TASK DETAILS:
Look below. Copy each line that has "年各基层党支部召开组织生活会和民主评议党员情况汇报" in it.

DATA FOR THE TASK:
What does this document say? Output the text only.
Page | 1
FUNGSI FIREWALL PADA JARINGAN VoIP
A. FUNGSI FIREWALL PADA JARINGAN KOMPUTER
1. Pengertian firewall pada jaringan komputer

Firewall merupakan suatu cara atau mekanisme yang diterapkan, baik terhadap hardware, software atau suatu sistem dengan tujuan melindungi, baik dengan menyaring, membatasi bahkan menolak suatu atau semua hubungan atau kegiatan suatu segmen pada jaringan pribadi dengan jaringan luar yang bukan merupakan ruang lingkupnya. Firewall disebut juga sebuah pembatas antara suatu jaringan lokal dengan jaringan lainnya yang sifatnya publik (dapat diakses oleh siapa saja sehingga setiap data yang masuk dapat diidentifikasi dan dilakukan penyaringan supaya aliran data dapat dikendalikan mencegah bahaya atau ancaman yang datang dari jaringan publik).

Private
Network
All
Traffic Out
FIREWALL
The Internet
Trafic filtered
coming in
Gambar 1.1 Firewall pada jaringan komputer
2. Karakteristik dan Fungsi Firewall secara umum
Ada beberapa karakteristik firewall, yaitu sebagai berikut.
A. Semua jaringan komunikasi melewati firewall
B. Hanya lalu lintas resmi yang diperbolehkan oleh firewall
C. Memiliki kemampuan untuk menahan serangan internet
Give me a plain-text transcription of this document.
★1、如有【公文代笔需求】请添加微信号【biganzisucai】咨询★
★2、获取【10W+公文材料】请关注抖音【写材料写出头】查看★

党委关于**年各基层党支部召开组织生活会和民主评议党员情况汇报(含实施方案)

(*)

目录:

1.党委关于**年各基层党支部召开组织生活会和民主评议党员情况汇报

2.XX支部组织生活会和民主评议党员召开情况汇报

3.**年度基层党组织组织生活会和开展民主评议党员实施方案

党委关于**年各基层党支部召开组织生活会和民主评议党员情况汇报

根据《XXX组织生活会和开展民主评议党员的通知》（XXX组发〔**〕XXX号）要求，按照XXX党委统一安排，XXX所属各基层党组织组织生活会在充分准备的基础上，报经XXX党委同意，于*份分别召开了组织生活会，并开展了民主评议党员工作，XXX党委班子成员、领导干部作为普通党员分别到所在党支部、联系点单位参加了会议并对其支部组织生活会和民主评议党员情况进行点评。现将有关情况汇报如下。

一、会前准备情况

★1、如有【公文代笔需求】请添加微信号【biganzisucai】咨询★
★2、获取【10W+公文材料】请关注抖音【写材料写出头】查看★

TASK RESPONSE:
党委关于**年各基层党支部召开组织生活会和民主评议党员情况汇报(含实施方案)
1.党委关于**年各基层党支部召开组织生活会和民主评议党员情况汇报
党委关于**年各基层党支部召开组织生活会和民主评议党员情况汇报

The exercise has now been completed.